### TASK DIRECTIONS
Can you transcribe the data exactly? Leave the pictures out.

### INFORMATION SUPPLIED
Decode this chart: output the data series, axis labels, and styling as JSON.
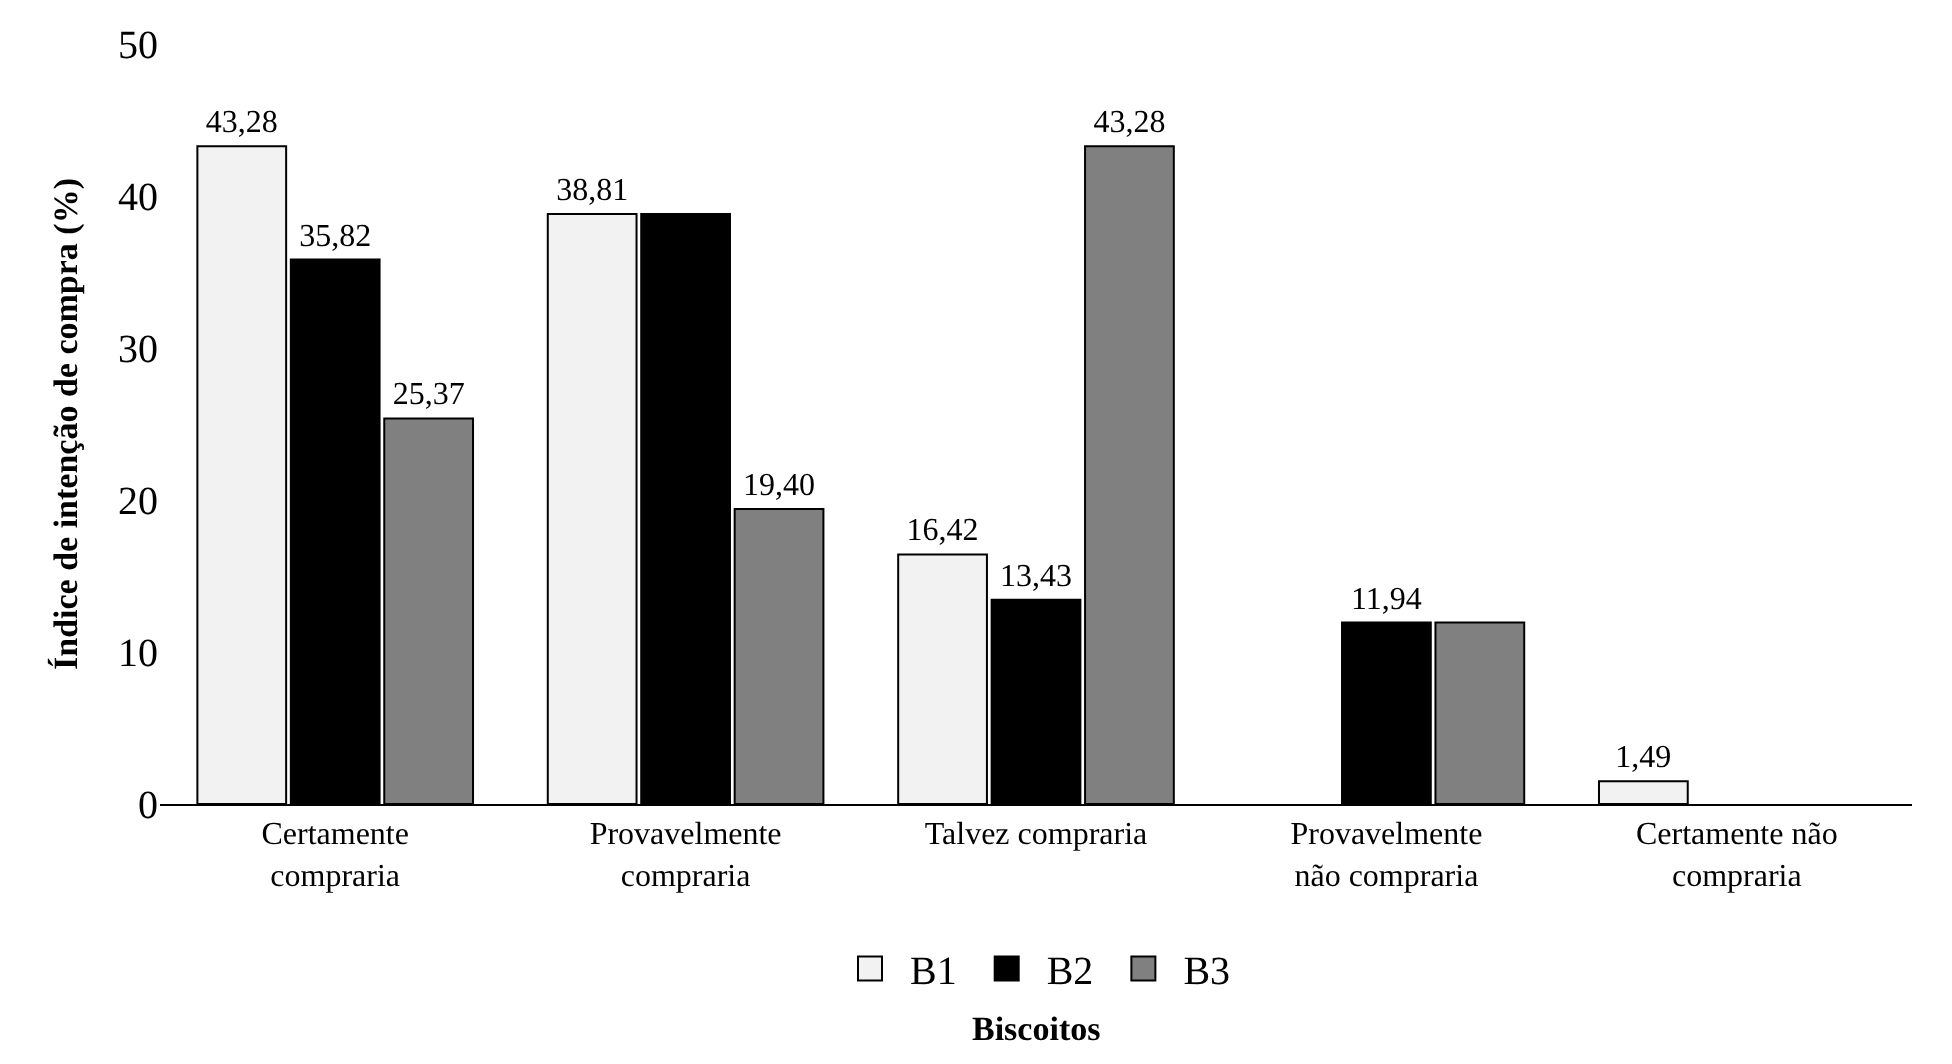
{
  "chart_data": {
    "type": "bar",
    "ylabel": "Índice de intenção de compra (%)",
    "xlabel": "Biscoitos",
    "categories": [
      "Certamente\ncompraria",
      "Provavelmente\ncompraria",
      "Talvez compraria",
      "Provavelmente\nnão compraria",
      "Certamente não\ncompraria"
    ],
    "series": [
      {
        "name": "B1",
        "color": "#f2f2f2",
        "values": [
          43.28,
          38.81,
          16.42,
          0,
          1.49
        ],
        "value_labels": [
          "43,28",
          "38,81",
          "16,42",
          null,
          "1,49"
        ]
      },
      {
        "name": "B2",
        "color": "#000000",
        "values": [
          35.82,
          38.81,
          13.43,
          11.94,
          0
        ],
        "value_labels": [
          "35,82",
          null,
          "13,43",
          "11,94",
          null
        ]
      },
      {
        "name": "B3",
        "color": "#808080",
        "values": [
          25.37,
          19.4,
          43.28,
          11.94,
          0
        ],
        "value_labels": [
          "25,37",
          "19,40",
          "43,28",
          null,
          null
        ]
      }
    ],
    "ylim": [
      0,
      50
    ],
    "yticks": [
      0,
      10,
      20,
      30,
      40,
      50
    ],
    "grid": false,
    "legend": "bottom"
  }
}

### SOLUTION
Decode this chart: output the data series, axis labels, and styling as JSON.
{
  "chart_data": {
    "type": "bar",
    "ylabel": "Índice de intenção de compra (%)",
    "xlabel": "Biscoitos",
    "categories": [
      "Certamente\ncompraria",
      "Provavelmente\ncompraria",
      "Talvez compraria",
      "Provavelmente\nnão compraria",
      "Certamente não\ncompraria"
    ],
    "series": [
      {
        "name": "B1",
        "color": "#f2f2f2",
        "values": [
          43.28,
          38.81,
          16.42,
          0,
          1.49
        ],
        "value_labels": [
          "43,28",
          "38,81",
          "16,42",
          null,
          "1,49"
        ]
      },
      {
        "name": "B2",
        "color": "#000000",
        "values": [
          35.82,
          38.81,
          13.43,
          11.94,
          0
        ],
        "value_labels": [
          "35,82",
          null,
          "13,43",
          "11,94",
          null
        ]
      },
      {
        "name": "B3",
        "color": "#808080",
        "values": [
          25.37,
          19.4,
          43.28,
          11.94,
          0
        ],
        "value_labels": [
          "25,37",
          "19,40",
          "43,28",
          null,
          null
        ]
      }
    ],
    "ylim": [
      0,
      50
    ],
    "yticks": [
      0,
      10,
      20,
      30,
      40,
      50
    ],
    "grid": false,
    "legend": "bottom"
  }
}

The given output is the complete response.